DATASET RECORDS:
▼

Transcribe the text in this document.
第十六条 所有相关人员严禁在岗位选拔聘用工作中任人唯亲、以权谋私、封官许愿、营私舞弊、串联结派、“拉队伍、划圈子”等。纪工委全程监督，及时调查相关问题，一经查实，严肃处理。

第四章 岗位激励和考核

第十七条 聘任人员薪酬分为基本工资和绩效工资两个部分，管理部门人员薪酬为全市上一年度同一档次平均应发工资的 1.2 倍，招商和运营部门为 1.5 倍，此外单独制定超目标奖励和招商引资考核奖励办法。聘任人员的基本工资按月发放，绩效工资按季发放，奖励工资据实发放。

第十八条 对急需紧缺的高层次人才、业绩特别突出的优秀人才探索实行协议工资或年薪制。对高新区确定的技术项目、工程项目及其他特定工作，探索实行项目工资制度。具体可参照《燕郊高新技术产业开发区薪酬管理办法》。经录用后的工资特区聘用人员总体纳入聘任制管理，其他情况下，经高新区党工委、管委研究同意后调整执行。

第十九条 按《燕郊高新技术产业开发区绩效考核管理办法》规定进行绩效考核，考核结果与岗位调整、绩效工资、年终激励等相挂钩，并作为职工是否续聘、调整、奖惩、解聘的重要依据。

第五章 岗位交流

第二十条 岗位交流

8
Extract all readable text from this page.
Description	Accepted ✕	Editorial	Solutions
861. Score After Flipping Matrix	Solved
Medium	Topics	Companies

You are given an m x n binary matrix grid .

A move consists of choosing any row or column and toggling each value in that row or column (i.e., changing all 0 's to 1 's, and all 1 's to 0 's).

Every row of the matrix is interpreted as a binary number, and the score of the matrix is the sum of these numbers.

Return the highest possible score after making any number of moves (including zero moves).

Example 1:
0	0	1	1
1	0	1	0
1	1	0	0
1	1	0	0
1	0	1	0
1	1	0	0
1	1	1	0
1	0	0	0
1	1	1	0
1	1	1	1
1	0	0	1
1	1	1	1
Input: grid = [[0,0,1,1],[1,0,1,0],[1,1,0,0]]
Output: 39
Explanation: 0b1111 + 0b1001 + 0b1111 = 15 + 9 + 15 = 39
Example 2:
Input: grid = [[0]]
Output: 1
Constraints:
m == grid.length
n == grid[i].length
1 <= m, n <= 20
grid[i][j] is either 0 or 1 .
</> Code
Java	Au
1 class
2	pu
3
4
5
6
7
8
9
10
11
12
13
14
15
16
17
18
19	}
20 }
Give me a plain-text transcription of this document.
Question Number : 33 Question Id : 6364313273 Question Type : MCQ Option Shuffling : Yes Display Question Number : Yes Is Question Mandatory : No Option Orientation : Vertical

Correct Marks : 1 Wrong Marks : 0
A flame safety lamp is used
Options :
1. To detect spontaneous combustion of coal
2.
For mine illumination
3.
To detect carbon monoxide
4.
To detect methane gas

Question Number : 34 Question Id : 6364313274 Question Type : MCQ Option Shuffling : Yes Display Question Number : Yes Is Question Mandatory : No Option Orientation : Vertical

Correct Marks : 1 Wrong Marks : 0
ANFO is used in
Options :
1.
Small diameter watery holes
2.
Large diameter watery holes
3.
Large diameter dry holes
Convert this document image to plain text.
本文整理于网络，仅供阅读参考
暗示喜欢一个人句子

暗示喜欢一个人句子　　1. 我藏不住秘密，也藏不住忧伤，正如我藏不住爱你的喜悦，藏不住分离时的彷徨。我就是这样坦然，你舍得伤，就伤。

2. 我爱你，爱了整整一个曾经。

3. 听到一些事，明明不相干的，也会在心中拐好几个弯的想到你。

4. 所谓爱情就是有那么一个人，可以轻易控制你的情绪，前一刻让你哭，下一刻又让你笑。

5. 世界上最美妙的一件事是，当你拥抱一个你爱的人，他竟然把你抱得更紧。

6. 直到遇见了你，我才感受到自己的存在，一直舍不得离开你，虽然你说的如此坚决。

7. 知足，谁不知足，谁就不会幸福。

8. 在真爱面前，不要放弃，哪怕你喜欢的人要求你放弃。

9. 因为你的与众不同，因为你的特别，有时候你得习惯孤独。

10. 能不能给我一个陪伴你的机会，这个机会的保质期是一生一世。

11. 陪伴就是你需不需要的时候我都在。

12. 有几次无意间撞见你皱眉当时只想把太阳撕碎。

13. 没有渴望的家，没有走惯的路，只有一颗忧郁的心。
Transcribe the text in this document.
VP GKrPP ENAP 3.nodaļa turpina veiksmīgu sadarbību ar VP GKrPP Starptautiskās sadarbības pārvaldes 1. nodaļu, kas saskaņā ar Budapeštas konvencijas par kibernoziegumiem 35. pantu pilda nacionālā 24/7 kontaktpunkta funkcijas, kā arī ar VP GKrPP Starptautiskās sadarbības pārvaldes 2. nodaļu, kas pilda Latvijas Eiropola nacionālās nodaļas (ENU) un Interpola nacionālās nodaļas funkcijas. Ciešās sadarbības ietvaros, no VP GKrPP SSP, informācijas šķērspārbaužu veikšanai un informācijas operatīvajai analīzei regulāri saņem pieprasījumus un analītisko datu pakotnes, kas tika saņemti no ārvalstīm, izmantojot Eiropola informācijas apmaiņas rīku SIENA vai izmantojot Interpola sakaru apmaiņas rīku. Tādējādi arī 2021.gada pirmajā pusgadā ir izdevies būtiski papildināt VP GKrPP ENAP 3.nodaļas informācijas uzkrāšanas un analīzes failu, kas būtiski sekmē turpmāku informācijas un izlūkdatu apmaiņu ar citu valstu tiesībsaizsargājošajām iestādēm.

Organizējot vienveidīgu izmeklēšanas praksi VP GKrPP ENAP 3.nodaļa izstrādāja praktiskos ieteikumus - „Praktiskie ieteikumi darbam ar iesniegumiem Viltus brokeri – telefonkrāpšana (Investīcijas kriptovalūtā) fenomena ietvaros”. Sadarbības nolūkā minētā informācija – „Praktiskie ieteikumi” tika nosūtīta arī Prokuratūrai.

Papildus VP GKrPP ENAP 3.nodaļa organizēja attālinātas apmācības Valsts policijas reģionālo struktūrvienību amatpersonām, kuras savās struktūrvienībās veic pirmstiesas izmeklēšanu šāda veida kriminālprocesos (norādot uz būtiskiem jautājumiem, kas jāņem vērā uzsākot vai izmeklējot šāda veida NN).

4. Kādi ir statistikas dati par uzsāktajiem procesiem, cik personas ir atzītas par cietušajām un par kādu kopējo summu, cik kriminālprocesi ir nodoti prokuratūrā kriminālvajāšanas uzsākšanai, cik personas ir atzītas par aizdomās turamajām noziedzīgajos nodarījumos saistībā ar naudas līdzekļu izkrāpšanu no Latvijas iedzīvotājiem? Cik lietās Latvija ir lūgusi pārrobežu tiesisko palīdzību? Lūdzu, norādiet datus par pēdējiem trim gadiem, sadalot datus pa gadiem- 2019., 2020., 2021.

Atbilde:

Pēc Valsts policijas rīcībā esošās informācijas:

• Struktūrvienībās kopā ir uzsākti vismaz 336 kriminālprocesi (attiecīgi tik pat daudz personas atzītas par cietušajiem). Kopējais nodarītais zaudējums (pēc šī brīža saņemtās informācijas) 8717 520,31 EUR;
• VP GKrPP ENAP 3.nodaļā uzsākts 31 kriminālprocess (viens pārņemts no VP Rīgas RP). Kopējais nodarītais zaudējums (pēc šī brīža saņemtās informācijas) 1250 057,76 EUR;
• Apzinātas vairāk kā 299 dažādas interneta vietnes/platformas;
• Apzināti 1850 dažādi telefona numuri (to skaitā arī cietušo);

▲

In the entries above, find every line with the word "GKrPP" and list it.

VP GKrPP ENAP 3.nodaļa turpina veiksmīgu sadarbību ar VP GKrPP Starptautiskās sadarbības pārvaldes 1. nodaļu, kas saskaņā ar Budapeštas konvencijas par kibernoziegumiem 35. pantu pilda nacionālā 24/7 kontaktpunkta funkcijas, kā arī ar VP GKrPP Starptautiskās sadarbības pārvaldes 2. nodaļu, kas pilda Latvijas Eiropola nacionālās nodaļas (ENU) un Interpola nacionālās nodaļas funkcijas. Ciešās sadarbības ietvaros, no VP GKrPP SSP, informācijas šķērspārbaužu veikšanai un informācijas operatīvajai analīzei regulāri saņem pieprasījumus un analītisko datu pakotnes, kas tika saņemti no ārvalstīm, izmantojot Eiropola informācijas apmaiņas rīku SIENA vai izmantojot Interpola sakaru apmaiņas rīku. Tādējādi arī 2021.gada pirmajā pusgadā ir izdevies būtiski papildināt VP GKrPP ENAP 3.nodaļas informācijas uzkrāšanas un analīzes failu, kas būtiski sekmē turpmāku informācijas un izlūkdatu apmaiņu ar citu valstu tiesībsaizsargājošajām iestādēm.
Organizējot vienveidīgu izmeklēšanas praksi VP GKrPP ENAP 3.nodaļa izstrādāja praktiskos ieteikumus - „Praktiskie ieteikumi darbam ar iesniegumiem Viltus brokeri – telefonkrāpšana (Investīcijas kriptovalūtā) fenomena ietvaros”. Sadarbības nolūkā minētā informācija – „Praktiskie ieteikumi” tika nosūtīta arī Prokuratūrai.
Papildus VP GKrPP ENAP 3.nodaļa organizēja attālinātas apmācības Valsts policijas reģionālo struktūrvienību amatpersonām, kuras savās struktūrvienībās veic pirmstiesas izmeklēšanu šāda veida kriminālprocesos (norādot uz būtiskiem jautājumiem, kas jāņem vērā uzsākot vai izmeklējot šāda veida NN).
• VP GKrPP ENAP 3.nodaļā uzsākts 31 kriminālprocess (viens pārņemts no VP Rīgas RP). Kopējais nodarītais zaudējums (pēc šī brīža saņemtās informācijas) 1250 057,76 EUR;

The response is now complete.